Extracted data entries
--------------------

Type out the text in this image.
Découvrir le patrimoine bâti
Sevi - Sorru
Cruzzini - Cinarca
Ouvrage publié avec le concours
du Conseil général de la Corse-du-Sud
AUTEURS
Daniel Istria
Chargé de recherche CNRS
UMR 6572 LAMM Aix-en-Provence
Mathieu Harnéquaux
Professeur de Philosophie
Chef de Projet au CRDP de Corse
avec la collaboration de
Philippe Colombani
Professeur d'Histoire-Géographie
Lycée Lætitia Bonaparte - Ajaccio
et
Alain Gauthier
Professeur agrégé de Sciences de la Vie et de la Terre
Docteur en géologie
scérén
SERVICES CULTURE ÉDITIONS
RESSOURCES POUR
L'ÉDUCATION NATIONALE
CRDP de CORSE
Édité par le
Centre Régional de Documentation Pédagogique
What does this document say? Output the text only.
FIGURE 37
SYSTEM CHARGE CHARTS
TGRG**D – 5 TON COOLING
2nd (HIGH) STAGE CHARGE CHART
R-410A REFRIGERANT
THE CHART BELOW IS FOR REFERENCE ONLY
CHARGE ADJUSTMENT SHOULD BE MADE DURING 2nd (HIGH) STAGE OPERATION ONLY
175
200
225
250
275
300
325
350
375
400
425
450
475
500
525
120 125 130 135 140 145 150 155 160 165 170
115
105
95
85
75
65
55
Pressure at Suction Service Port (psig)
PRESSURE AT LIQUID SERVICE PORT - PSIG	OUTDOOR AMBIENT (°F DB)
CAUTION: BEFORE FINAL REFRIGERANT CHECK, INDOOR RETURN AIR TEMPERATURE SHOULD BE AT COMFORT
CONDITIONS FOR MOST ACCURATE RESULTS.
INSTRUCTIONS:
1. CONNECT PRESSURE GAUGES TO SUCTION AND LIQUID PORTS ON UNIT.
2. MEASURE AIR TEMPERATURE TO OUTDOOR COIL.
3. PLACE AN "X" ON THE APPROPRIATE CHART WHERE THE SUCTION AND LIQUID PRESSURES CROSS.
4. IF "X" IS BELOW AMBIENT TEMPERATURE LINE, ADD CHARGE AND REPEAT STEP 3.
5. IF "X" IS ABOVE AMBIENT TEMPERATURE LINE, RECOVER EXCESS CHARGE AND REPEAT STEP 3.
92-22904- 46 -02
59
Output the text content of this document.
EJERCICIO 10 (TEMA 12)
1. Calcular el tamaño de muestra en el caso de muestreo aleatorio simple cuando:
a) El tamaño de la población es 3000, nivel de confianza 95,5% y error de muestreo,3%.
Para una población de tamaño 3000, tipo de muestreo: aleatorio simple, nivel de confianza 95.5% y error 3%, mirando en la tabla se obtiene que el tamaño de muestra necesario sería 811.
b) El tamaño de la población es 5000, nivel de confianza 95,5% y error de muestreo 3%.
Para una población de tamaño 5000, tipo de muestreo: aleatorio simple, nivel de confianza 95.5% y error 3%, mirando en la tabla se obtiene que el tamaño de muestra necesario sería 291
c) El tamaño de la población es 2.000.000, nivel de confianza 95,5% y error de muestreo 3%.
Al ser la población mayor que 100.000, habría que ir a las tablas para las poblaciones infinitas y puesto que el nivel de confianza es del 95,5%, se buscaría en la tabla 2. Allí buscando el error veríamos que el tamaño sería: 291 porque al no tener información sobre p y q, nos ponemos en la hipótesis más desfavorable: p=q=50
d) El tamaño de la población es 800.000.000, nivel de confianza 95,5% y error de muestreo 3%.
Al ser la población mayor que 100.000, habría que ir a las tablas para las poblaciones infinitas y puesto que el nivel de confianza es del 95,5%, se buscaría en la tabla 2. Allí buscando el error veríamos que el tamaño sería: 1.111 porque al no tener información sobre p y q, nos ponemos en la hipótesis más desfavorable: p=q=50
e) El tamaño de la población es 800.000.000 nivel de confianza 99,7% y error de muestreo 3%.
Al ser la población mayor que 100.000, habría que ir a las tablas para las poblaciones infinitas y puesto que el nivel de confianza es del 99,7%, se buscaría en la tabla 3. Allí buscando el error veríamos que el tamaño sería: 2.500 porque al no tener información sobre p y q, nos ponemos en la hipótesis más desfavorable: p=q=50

--------------------

— What to produce —
Reproduce each line of the material above precisely.

— Answer to the task —
Type out the text in this image.
Découvrir le patrimoine bâti
Sevi - Sorru
Cruzzini - Cinarca
Ouvrage publié avec le concours
du Conseil général de la Corse-du-Sud
AUTEURS
Daniel Istria
Chargé de recherche CNRS
UMR 6572 LAMM Aix-en-Provence
Mathieu Harnéquaux
Professeur de Philosophie
Chef de Projet au CRDP de Corse
avec la collaboration de
Philippe Colombani
Professeur d'Histoire-Géographie
Lycée Lætitia Bonaparte - Ajaccio
et
Alain Gauthier
Professeur agrégé de Sciences de la Vie et de la Terre
Docteur en géologie
scérén
SERVICES CULTURE ÉDITIONS
RESSOURCES POUR
L'ÉDUCATION NATIONALE
CRDP de CORSE
Édité par le
Centre Régional de Documentation Pédagogique
What does this document say? Output the text only.
FIGURE 37
SYSTEM CHARGE CHARTS
TGRG**D – 5 TON COOLING
2nd (HIGH) STAGE CHARGE CHART
R-410A REFRIGERANT
THE CHART BELOW IS FOR REFERENCE ONLY
CHARGE ADJUSTMENT SHOULD BE MADE DURING 2nd (HIGH) STAGE OPERATION ONLY
175
200
225
250
275
300
325
350
375
400
425
450
475
500
525
120 125 130 135 140 145 150 155 160 165 170
115
105
95
85
75
65
55
Pressure at Suction Service Port (psig)
PRESSURE AT LIQUID SERVICE PORT - PSIG	OUTDOOR AMBIENT (°F DB)
CAUTION: BEFORE FINAL REFRIGERANT CHECK, INDOOR RETURN AIR TEMPERATURE SHOULD BE AT COMFORT
CONDITIONS FOR MOST ACCURATE RESULTS.
INSTRUCTIONS:
1. CONNECT PRESSURE GAUGES TO SUCTION AND LIQUID PORTS ON UNIT.
2. MEASURE AIR TEMPERATURE TO OUTDOOR COIL.
3. PLACE AN "X" ON THE APPROPRIATE CHART WHERE THE SUCTION AND LIQUID PRESSURES CROSS.
4. IF "X" IS BELOW AMBIENT TEMPERATURE LINE, ADD CHARGE AND REPEAT STEP 3.
5. IF "X" IS ABOVE AMBIENT TEMPERATURE LINE, RECOVER EXCESS CHARGE AND REPEAT STEP 3.
92-22904- 46 -02
59
Output the text content of this document.
EJERCICIO 10 (TEMA 12)
1. Calcular el tamaño de muestra en el caso de muestreo aleatorio simple cuando:
a) El tamaño de la población es 3000, nivel de confianza 95,5% y error de muestreo,3%.
Para una población de tamaño 3000, tipo de muestreo: aleatorio simple, nivel de confianza 95.5% y error 3%, mirando en la tabla se obtiene que el tamaño de muestra necesario sería 811.
b) El tamaño de la población es 5000, nivel de confianza 95,5% y error de muestreo 3%.
Para una población de tamaño 5000, tipo de muestreo: aleatorio simple, nivel de confianza 95.5% y error 3%, mirando en la tabla se obtiene que el tamaño de muestra necesario sería 291
c) El tamaño de la población es 2.000.000, nivel de confianza 95,5% y error de muestreo 3%.
Al ser la población mayor que 100.000, habría que ir a las tablas para las poblaciones infinitas y puesto que el nivel de confianza es del 95,5%, se buscaría en la tabla 2. Allí buscando el error veríamos que el tamaño sería: 291 porque al no tener información sobre p y q, nos ponemos en la hipótesis más desfavorable: p=q=50
d) El tamaño de la población es 800.000.000, nivel de confianza 95,5% y error de muestreo 3%.
Al ser la población mayor que 100.000, habría que ir a las tablas para las poblaciones infinitas y puesto que el nivel de confianza es del 95,5%, se buscaría en la tabla 2. Allí buscando el error veríamos que el tamaño sería: 1.111 porque al no tener información sobre p y q, nos ponemos en la hipótesis más desfavorable: p=q=50
e) El tamaño de la población es 800.000.000 nivel de confianza 99,7% y error de muestreo 3%.
Al ser la población mayor que 100.000, habría que ir a las tablas para las poblaciones infinitas y puesto que el nivel de confianza es del 99,7%, se buscaría en la tabla 3. Allí buscando el error veríamos que el tamaño sería: 2.500 porque al no tener información sobre p y q, nos ponemos en la hipótesis más desfavorable: p=q=50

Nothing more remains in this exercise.